Look through the data below. Show each line where the string "ohms" occurs.

##### Input for this task

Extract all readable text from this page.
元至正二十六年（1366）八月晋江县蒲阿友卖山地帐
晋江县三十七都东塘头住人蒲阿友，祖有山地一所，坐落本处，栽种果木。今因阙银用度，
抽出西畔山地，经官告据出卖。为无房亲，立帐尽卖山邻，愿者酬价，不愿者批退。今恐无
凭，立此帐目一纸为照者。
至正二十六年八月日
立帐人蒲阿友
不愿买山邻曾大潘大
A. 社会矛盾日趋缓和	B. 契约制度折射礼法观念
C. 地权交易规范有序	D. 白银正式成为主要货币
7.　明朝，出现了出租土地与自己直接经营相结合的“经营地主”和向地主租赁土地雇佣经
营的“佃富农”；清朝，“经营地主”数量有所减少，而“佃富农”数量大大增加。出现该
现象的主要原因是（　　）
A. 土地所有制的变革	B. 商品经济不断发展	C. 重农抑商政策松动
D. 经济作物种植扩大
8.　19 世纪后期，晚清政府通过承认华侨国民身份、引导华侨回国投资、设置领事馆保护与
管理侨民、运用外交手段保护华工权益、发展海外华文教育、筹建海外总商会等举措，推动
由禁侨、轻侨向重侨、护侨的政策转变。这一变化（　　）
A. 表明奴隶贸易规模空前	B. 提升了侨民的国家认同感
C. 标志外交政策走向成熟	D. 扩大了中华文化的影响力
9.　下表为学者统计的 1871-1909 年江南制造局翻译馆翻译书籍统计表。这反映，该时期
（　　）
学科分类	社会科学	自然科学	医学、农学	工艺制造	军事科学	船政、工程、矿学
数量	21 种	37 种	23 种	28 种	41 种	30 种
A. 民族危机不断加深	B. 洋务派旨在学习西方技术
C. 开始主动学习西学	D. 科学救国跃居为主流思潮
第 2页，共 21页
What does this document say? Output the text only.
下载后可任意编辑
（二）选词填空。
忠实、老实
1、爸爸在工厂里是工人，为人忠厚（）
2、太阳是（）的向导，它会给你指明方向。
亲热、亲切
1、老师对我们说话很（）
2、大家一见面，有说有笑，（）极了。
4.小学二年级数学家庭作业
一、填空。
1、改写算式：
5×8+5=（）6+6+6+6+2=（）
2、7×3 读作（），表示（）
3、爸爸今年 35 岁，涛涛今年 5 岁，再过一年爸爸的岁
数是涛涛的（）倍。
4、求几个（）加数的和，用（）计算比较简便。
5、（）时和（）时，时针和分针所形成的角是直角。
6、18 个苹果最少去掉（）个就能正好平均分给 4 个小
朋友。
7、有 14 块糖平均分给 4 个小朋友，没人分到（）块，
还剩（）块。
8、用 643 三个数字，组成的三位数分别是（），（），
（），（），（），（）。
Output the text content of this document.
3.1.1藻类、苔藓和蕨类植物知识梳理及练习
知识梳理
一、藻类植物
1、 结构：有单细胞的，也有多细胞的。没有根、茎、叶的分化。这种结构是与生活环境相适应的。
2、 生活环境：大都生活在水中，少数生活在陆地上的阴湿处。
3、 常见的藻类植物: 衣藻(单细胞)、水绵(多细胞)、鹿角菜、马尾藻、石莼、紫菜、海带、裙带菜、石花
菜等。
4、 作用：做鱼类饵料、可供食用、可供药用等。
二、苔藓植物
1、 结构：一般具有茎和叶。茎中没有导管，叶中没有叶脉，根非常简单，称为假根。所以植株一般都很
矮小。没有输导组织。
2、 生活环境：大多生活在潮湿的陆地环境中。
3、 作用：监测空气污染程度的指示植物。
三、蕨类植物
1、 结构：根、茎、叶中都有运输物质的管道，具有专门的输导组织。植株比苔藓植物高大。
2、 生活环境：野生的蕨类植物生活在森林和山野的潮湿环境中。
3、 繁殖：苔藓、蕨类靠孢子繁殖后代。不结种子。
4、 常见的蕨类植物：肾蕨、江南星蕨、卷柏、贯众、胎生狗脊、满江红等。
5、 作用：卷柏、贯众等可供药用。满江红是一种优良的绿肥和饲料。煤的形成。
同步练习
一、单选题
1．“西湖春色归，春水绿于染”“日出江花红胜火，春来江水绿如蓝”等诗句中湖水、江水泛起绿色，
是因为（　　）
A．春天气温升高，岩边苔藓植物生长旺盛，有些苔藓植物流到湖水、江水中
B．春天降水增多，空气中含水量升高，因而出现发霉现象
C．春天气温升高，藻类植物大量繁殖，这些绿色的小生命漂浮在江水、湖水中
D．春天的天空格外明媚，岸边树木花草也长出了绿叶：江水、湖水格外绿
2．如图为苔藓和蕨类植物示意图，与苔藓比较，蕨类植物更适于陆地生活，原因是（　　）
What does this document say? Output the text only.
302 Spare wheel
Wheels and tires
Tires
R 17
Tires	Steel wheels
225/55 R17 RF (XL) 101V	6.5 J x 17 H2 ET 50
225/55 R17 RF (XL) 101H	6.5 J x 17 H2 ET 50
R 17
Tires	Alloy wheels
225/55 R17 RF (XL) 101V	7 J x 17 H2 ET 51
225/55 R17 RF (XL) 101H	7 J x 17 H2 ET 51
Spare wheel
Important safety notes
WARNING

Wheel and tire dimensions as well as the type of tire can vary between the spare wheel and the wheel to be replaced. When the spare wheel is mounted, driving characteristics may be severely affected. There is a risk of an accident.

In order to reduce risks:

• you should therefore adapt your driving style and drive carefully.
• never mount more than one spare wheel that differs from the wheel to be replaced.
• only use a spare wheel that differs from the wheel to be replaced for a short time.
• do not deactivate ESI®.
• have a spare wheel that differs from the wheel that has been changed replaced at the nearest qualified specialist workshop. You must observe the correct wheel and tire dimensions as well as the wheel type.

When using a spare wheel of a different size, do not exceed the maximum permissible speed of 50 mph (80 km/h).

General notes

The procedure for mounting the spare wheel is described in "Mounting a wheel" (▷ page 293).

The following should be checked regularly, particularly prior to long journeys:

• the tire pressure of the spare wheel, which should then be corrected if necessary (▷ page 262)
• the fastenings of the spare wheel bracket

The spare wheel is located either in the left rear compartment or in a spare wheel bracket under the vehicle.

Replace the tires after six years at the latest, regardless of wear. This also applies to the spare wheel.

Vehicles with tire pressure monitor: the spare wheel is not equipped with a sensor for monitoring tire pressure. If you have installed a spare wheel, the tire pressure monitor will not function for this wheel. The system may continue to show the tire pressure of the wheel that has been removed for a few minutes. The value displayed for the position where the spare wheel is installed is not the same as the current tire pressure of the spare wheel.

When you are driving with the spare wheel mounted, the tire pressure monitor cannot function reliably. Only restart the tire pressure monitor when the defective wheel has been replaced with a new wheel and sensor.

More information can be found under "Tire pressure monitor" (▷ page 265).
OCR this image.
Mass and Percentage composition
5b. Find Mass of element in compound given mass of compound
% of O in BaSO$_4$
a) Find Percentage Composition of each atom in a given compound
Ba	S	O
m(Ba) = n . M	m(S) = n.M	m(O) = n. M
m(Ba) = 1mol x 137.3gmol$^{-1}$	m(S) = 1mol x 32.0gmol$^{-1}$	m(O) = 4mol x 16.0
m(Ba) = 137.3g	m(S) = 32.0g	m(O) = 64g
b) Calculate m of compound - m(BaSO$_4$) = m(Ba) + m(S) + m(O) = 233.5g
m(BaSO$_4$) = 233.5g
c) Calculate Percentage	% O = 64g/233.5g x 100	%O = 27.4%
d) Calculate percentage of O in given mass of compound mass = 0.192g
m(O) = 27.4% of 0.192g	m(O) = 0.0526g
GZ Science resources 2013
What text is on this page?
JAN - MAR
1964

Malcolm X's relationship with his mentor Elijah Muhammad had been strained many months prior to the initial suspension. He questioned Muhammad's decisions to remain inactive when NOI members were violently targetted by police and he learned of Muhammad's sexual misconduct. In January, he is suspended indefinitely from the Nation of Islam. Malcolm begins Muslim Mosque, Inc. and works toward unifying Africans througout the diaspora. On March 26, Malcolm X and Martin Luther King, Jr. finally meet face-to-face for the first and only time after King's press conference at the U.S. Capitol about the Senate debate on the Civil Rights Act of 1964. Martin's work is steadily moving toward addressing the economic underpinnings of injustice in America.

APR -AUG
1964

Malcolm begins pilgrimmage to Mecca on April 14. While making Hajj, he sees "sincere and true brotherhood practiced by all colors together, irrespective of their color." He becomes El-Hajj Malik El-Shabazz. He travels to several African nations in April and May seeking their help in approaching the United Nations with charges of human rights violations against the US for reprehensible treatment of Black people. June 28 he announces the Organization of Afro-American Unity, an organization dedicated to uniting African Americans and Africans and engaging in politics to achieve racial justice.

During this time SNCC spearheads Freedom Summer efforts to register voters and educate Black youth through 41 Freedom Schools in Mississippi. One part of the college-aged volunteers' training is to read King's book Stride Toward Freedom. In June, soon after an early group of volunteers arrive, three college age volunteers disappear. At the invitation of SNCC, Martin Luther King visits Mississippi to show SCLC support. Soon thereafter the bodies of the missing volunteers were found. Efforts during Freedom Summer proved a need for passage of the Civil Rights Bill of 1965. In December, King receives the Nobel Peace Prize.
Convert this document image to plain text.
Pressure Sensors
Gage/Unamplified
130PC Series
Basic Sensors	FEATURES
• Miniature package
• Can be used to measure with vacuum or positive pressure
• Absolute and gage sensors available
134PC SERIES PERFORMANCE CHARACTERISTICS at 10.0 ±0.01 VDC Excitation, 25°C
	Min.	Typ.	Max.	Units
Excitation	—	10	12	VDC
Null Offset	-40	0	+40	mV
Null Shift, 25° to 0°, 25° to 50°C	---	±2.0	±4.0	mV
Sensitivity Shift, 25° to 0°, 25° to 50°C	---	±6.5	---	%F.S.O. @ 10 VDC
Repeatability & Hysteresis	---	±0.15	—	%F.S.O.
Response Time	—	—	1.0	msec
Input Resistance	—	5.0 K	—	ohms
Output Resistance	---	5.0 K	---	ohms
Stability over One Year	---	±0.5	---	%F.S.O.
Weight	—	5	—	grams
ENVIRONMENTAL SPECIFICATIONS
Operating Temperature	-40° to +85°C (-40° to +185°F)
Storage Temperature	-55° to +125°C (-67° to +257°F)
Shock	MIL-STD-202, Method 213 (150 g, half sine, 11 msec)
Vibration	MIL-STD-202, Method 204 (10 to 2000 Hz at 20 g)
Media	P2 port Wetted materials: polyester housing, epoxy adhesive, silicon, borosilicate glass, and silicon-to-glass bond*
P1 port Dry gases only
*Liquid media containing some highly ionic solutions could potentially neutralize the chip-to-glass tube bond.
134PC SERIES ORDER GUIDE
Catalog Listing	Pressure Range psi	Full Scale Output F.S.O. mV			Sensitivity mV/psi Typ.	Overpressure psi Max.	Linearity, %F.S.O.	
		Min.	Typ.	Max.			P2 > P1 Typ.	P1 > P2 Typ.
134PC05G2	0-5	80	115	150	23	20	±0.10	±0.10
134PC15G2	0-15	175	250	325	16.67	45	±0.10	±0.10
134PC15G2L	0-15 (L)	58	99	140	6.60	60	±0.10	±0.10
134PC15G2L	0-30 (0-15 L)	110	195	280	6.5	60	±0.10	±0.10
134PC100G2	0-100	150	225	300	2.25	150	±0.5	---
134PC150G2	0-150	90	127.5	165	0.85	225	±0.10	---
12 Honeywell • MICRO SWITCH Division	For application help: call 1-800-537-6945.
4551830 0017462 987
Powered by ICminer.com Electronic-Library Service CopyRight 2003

##########

▶ Correct output:
Input Resistance	—	5.0 K	—	ohms
Output Resistance	---	5.0 K	---	ohms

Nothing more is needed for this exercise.